*The exercise*. Select the lines that hold the word "پاکستان" and copy each one.

*Material shown*.
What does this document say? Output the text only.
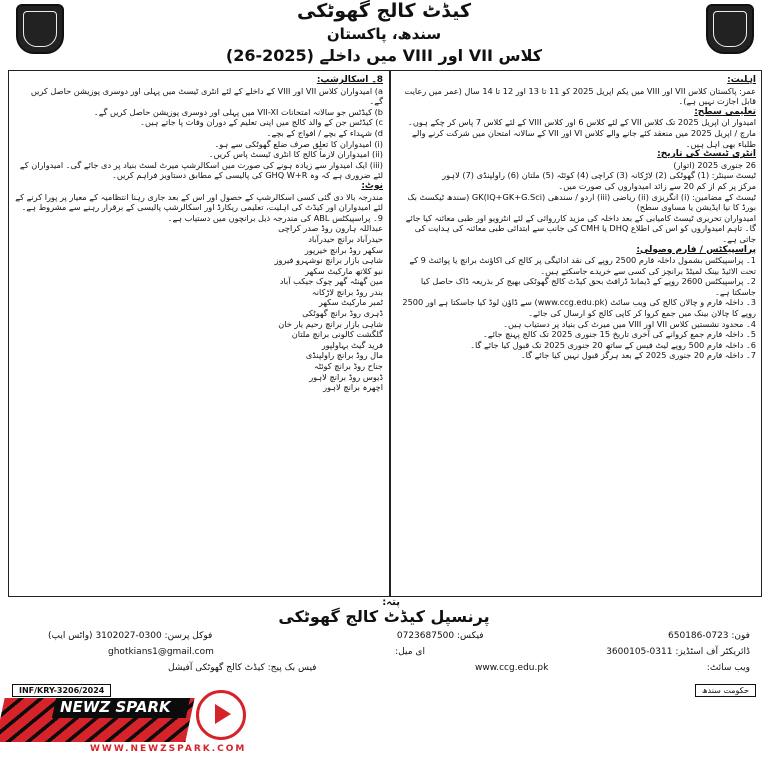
کیڈٹ کالج گھوٹکی
سندھ، پاکستان
کلاس VII اور VIII میں داخلے (2025-26)

اہلیت:

عمر: پاکستان کلاس VII اور VIII میں یکم اپریل 2025 کو 11 تا 13 اور 12 تا 14 سال (عمر میں رعایت قابل اجازت نہیں ہے)۔

تعلیمی سطح:

امیدوار ان اپریل 2025 تک کلاس VII کے لئے کلاس 6 اور کلاس VIII کے لئے کلاس 7 پاس کر چکے ہوں۔ مارچ / اپریل 2025 میں منعقد کئے جانے والے کلاس VI اور VII کے سالانہ امتحان میں شرکت کرنے والے طلباء بھی اہل ہیں۔

انٹری ٹیسٹ کی تاریخ:

26 جنوری 2025 (اتوار)

ٹیسٹ سینٹر: (1) گھوٹکی (2) لاڑکانہ (3) کراچی (4) کوئٹہ (5) ملتان (6) راولپنڈی (7) لاہور

مرکز پر کم از کم 20 سے زائد امیدواروں کی صورت میں۔

ٹیسٹ کے مضامین: (i) انگریزی (ii) ریاضی (iii) اردو / سندھی GK(IQ+GK+G.Sci) (سندھ ٹیکسٹ بک بورڈ کا نیا ایڈیشن یا مساوی سطح)

امیدواران تحریری ٹیسٹ کامیابی کے بعد داخلہ کی مزید کارروائی کے لئے انٹرویو اور طبی معائنہ کیا جائے گا۔ تاہم امیدواروں کو اس کی اطلاع DHQ یا CMH کی جانب سے ابتدائی طبی معائنہ کی ہدایت کی جاتی ہے۔

پراسپیکٹس / فارم وصولی:

1۔ پراسپیکٹس بشمول داخلہ فارم 2500 روپے کی نقد ادائیگی پر کالج کی اکاؤنٹ برانچ یا پوائنٹ 9 کے تحت الائیڈ بینک لمیٹڈ برانچز کی کسی سے خریدے جاسکتے ہیں۔

2۔ پراسپیکٹس 2600 روپے کے ڈیمانڈ ڈرافٹ بحق کیڈٹ کالج گھوٹکی بھیج کر بذریعہ ڈاک حاصل کیا جاسکتا ہے۔

3۔ داخلہ فارم و چالان کالج کی ویب سائٹ (www.ccg.edu.pk) سے ڈاؤن لوڈ کیا جاسکتا ہے اور 2500 روپے کا چالان بینک میں جمع کروا کر کاپی کالج کو ارسال کی جائے۔

4۔ محدود نشستیں کلاس VII اور VIII میں میرٹ کی بنیاد پر دستیاب ہیں۔

5۔ داخلہ فارم جمع کروانے کی آخری تاریخ 15 جنوری 2025 تک کالج پہنچ جائے۔

6۔ داخلہ فارم 500 روپے لیٹ فیس کے ساتھ 20 جنوری 2025 تک قبول کیا جائے گا۔

7۔ داخلہ فارم 20 جنوری 2025 کے بعد ہرگز قبول نہیں کیا جائے گا۔

8۔ اسکالرشپ:

a) امیدواران کلاس VII اور VIII کے داخلے کے لئے انٹری ٹیسٹ میں پہلی اور دوسری پوزیشن حاصل کریں گے۔

b) کیڈٹس جو سالانہ امتحانات VII-XI میں پہلی اور دوسری پوزیشن حاصل کریں گے۔

c) کیڈٹس جن کے والد کالج میں اپنی تعلیم کے دوران وفات پا جاتے ہیں۔

d) شہداء کے بچے / افواج کے بچے۔

(i) امیدواران کا تعلق صرف ضلع گھوٹکی سے ہو۔

(ii) امیدواران لازماً کالج کا انٹری ٹیسٹ پاس کریں۔

(iii) ایک امیدوار سے زیادہ ہونے کی صورت میں اسکالرشپ میرٹ لسٹ بنیاد پر دی جائے گی۔ امیدواران کے لئے ضروری ہے کہ وہ GHQ W+R کی پالیسی کے مطابق دستاویز فراہم کریں۔

نوٹ:

مندرجہ بالا دی گئی کسی اسکالرشپ کے حصول اور اس کے بعد جاری رہنا انتظامیہ کے معیار پر پورا کرنے کے لئے امیدواران اور کیڈٹ کی اہلیت، تعلیمی ریکارڈ اور اسکالرشپ پالیسی کے برقرار رہنے سے مشروط ہے۔

9۔ پراسپیکٹس ABL کی مندرجہ ذیل برانچوں میں دستیاب ہے۔

عبداللہ ہارون روڈ صدر کراچی
حیدرآباد برانچ حیدرآباد
سکھر روڈ برانچ خیرپور
شاہی بازار برانچ نوشہرو فیروز
نیو کلاتھ مارکیٹ سکھر
مین گھنٹہ گھر چوک جیکب آباد
بندر روڈ برانچ لاڑکانہ
ٹمبر مارکیٹ سکھر
ڈہری روڈ برانچ گھوٹکی
شاہی بازار برانچ رحیم یار خان
گلگشت کالونی برانچ ملتان
فرید گیٹ بہاولپور
مال روڈ برانچ راولپنڈی
جناح روڈ برانچ کوئٹہ
ڈیوس روڈ برانچ لاہور
اچھرہ برانچ لاہور
پتہ:
پرنسپل کیڈٹ کالج گھوٹکی
فون: 0723-650186
فیکس: 0723687500
فوکل پرسن: 0300-3102027 (واٹس ایپ)
ڈائریکٹر آف اسٹڈیز: 0311-3600105
ای میل:
ghotkians1@gmail.com
ویب سائٹ:
www.ccg.edu.pk
فیس بک پیج: کیڈٹ کالج گھوٹکی آفیشل
INF/KRY-3206/2024	حکومت سندھ
NEWZ SPARK
WWW.NEWZSPARK.COM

*Response to the exercise*.
سندھ، پاکستان
عمر: پاکستان کلاس VII اور VIII میں یکم اپریل 2025 کو 11 تا 13 اور 12 تا 14 سال (عمر میں رعایت قابل اجازت نہیں ہے)۔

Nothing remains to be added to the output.